■ Set task
Scan the entries below. List each line with "here".
#### Listed records ####
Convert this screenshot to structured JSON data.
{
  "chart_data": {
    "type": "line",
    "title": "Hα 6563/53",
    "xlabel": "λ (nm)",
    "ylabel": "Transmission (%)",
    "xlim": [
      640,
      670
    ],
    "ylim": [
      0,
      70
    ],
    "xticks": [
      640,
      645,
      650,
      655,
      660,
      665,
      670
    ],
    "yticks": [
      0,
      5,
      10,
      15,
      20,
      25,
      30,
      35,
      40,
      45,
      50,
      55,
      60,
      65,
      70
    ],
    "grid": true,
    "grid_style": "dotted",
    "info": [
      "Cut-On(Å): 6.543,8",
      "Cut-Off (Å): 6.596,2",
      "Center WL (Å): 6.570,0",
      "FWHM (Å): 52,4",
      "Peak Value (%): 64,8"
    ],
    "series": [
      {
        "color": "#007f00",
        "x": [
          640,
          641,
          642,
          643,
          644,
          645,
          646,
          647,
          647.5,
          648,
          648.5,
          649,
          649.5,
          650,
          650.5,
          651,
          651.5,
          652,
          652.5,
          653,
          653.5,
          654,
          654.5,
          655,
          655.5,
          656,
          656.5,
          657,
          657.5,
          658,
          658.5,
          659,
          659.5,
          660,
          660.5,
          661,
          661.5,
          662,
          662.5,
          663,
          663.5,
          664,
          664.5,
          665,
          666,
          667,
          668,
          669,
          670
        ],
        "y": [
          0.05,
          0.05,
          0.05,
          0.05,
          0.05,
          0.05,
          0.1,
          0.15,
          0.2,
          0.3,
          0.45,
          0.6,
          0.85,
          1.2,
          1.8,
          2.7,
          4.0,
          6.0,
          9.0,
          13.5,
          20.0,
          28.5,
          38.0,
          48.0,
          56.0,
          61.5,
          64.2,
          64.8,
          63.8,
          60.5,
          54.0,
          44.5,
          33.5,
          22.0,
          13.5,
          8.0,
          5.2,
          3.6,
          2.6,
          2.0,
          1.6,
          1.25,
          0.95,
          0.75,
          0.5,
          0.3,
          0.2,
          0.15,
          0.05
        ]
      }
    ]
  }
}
####
#### Listed records ####
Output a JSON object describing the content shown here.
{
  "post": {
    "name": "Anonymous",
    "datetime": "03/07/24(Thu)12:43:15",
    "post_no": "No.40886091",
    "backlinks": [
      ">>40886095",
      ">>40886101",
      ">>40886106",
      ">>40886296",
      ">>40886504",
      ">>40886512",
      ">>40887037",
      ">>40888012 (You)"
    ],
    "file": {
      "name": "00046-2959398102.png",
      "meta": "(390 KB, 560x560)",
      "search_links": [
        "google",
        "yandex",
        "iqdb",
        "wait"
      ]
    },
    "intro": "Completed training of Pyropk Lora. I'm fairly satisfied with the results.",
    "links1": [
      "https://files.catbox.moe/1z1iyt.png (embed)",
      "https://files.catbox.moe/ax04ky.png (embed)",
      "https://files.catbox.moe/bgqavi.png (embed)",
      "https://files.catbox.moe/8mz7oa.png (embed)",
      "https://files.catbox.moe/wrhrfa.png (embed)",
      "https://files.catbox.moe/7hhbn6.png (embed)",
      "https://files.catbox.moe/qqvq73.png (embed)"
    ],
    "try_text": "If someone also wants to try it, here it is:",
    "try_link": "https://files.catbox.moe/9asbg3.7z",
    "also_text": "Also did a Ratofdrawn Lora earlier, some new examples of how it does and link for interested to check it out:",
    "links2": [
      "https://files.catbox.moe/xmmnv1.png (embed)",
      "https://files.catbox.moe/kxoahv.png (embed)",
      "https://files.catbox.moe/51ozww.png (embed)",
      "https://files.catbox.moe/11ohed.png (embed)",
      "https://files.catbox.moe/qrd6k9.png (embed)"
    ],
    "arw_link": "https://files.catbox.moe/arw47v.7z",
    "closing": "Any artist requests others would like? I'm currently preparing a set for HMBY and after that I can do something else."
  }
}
####
■ Correct output
Output a JSON object describing the content shown here.
    "try_text": "If someone also wants to try it, here it is:",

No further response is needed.